= Written request =
From the records below, pull each line that has "Roll".

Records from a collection
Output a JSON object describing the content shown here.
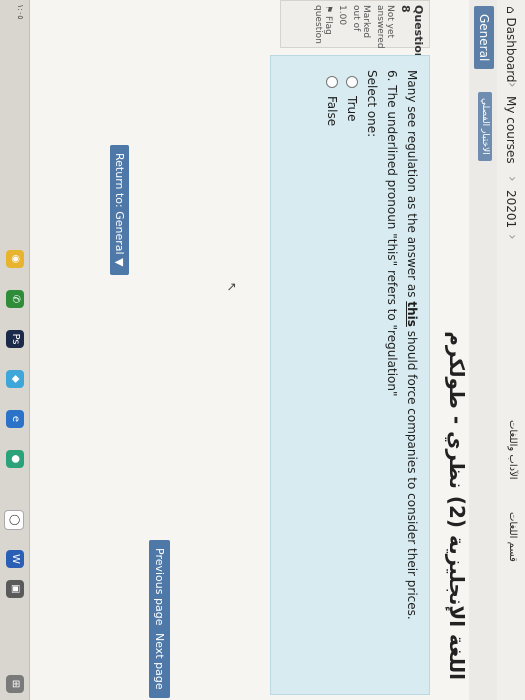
{
  "breadcrumbs": {
    "dashboard": "Dashboard",
    "my_courses": "My courses",
    "year": "20201",
    "dept": "قسم اللغات",
    "faculty": "الآداب واللغات"
  },
  "tabs": {
    "general": "General",
    "quiz": "الاختبار الفصلي"
  },
  "page": {
    "title": "اللغة الإنجليزية (2) نظري - طولكرم"
  },
  "question_info": {
    "number_label": "Question",
    "number": "8",
    "status": "Not yet answered",
    "marked_out_of_label": "Marked out of",
    "marked_out_of": "1.00",
    "flag_label": "Flag question"
  },
  "question": {
    "sentence": "Many see regulation as the answer as this should force companies to consider their prices.",
    "prompt": "6. The underlined pronoun \"this\" refers to \"regulation\"",
    "select_label": "Select one:",
    "options": [
      "True",
      "False"
    ]
  },
  "nav": {
    "previous": "Previous page",
    "next": "Next page",
    "return": "Return to: General"
  },
  "taskbar": {
    "time": "١:٠٥"
  },
  "colors": {
    "question_bg": "#d7ebf1",
    "button": "#4d78a8"
  }
}
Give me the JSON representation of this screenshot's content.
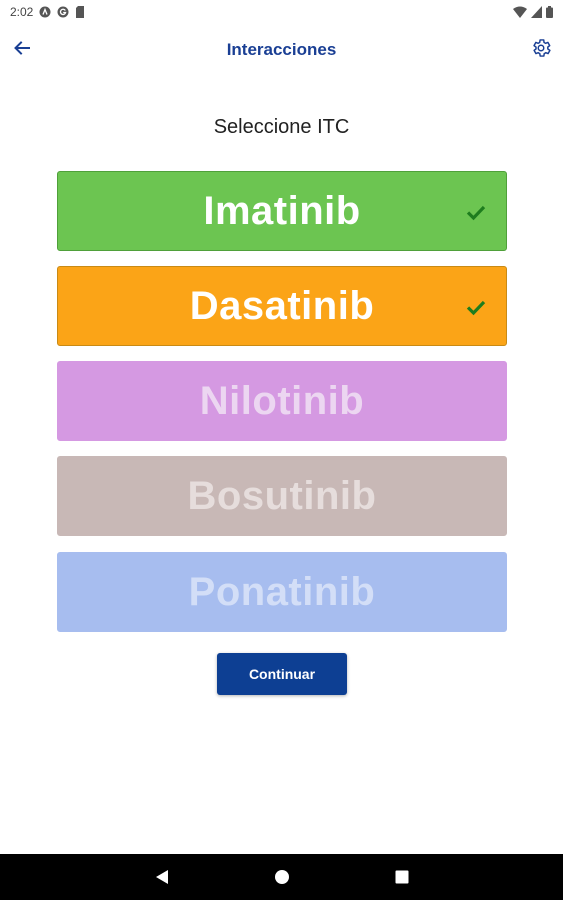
{
  "status_bar": {
    "time": "2:02",
    "icons_left": [
      "a-circle-icon",
      "g-circle-icon",
      "sd-card-icon"
    ],
    "icons_right": [
      "wifi-icon",
      "signal-icon",
      "battery-icon"
    ]
  },
  "app_bar": {
    "title": "Interacciones",
    "back_icon": "arrow-left-icon",
    "settings_icon": "gear-icon",
    "accent_color": "#1a3f94"
  },
  "main": {
    "prompt": "Seleccione ITC",
    "options": [
      {
        "label": "Imatinib",
        "bg": "#6cc551",
        "border": "#4fa03a",
        "text_color": "#ffffff",
        "selected": true,
        "check_color": "#1e7d1e"
      },
      {
        "label": "Dasatinib",
        "bg": "#fba417",
        "border": "#c98a15",
        "text_color": "#ffffff",
        "selected": true,
        "check_color": "#1e7d1e"
      },
      {
        "label": "Nilotinib",
        "bg": "#d599e2",
        "border": "#d599e2",
        "text_color": "#ecd6f1",
        "selected": false
      },
      {
        "label": "Bosutinib",
        "bg": "#c8b8b6",
        "border": "#c8b8b6",
        "text_color": "#e6dddc",
        "selected": false
      },
      {
        "label": "Ponatinib",
        "bg": "#a7bdef",
        "border": "#a7bdef",
        "text_color": "#d3def7",
        "selected": false
      }
    ],
    "continue_label": "Continuar",
    "continue_color": "#0d3f93"
  },
  "nav_bar": {
    "buttons": [
      "back-triangle-icon",
      "home-circle-icon",
      "recents-square-icon"
    ]
  }
}
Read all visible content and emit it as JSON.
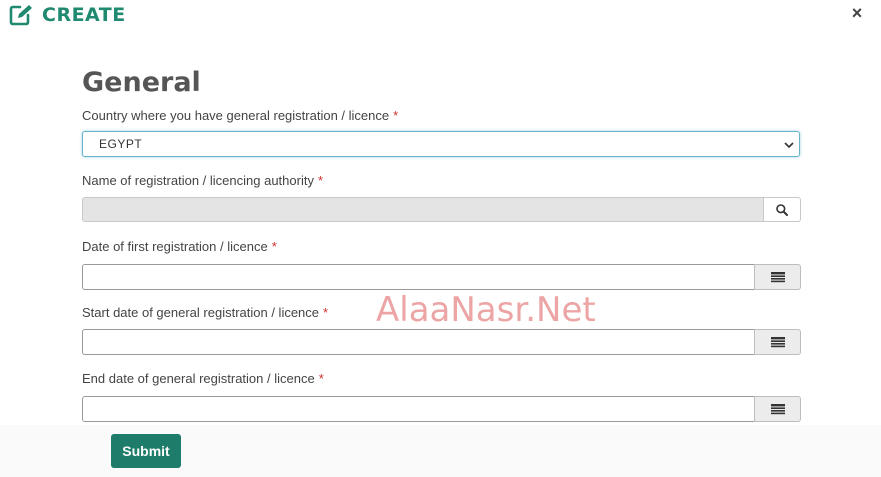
{
  "header": {
    "logo_text": "CREATE",
    "close_label": "×"
  },
  "form": {
    "title": "General",
    "required_marker": "*",
    "country": {
      "label": "Country where you have general registration / licence",
      "value": "EGYPT"
    },
    "authority": {
      "label": "Name of registration / licencing authority"
    },
    "first_date": {
      "label": "Date of first registration / licence"
    },
    "start_date": {
      "label": "Start date of general registration / licence"
    },
    "end_date": {
      "label": "End date of general registration / licence"
    },
    "submit_label": "Submit"
  },
  "watermark": "AlaaNasr.Net",
  "colors": {
    "brand": "#1f8a70",
    "submit_bg": "#1e7d6a",
    "required": "#c9302c",
    "focus_border": "#66b3c9"
  }
}
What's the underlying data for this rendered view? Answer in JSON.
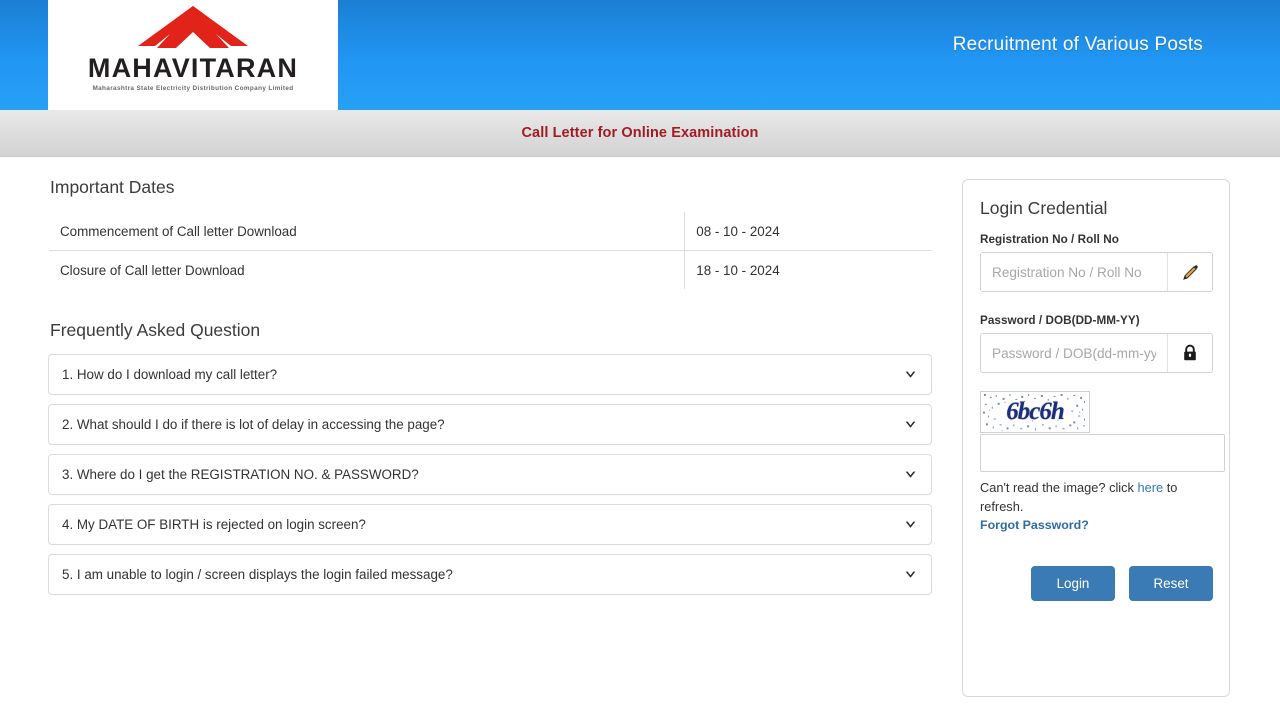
{
  "header": {
    "logo": {
      "wordmark": "MAHAVITARAN",
      "subtitle": "Maharashtra State Electricity Distribution Company Limited",
      "mark_color": "#e2231a"
    },
    "title": "Recruitment of Various Posts",
    "gradient_from": "#1b7fd4",
    "gradient_to": "#27a0f7"
  },
  "subbar": {
    "title": "Call Letter for Online Examination",
    "title_color": "#a01c22"
  },
  "important_dates": {
    "heading": "Important Dates",
    "rows": [
      {
        "label": "Commencement of Call letter Download",
        "value": "08 - 10 - 2024"
      },
      {
        "label": "Closure of Call letter Download",
        "value": "18 - 10 - 2024"
      }
    ]
  },
  "faq": {
    "heading": "Frequently Asked Question",
    "items": [
      {
        "question": "1. How do I download my call letter?"
      },
      {
        "question": "2. What should I do if there is lot of delay in accessing the page?"
      },
      {
        "question": "3. Where do I get the REGISTRATION NO. & PASSWORD?"
      },
      {
        "question": "4. My DATE OF BIRTH is rejected on login screen?"
      },
      {
        "question": "5. I am unable to login / screen displays the login failed message?"
      }
    ],
    "toggle_icon": "chevron-down-icon"
  },
  "login": {
    "heading": "Login Credential",
    "registration": {
      "label": "Registration No / Roll No",
      "placeholder": "Registration No / Roll No",
      "value": "",
      "icon": "pencil-icon"
    },
    "password": {
      "label": "Password / DOB(DD-MM-YY)",
      "placeholder": "Password / DOB(dd-mm-yy)",
      "value": "",
      "icon": "lock-icon"
    },
    "captcha": {
      "text": "6bc6h",
      "value": "",
      "placeholder": "",
      "hint_prefix": "Can't read the image? click ",
      "hint_link": "here",
      "hint_suffix": " to refresh.",
      "text_color": "#1b2f7a"
    },
    "forgot_password": "Forgot Password?",
    "login_button": "Login",
    "reset_button": "Reset",
    "button_color": "#3a7ab5"
  }
}
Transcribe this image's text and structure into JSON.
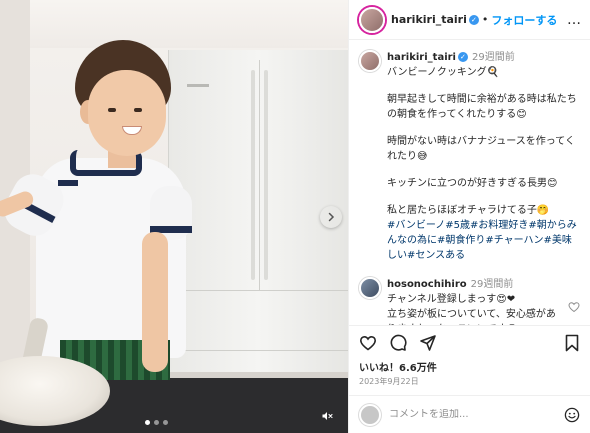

= Exercise solution =
      "label": "Registration No / Roll No",
      "placeholder": "Registration No / Roll No",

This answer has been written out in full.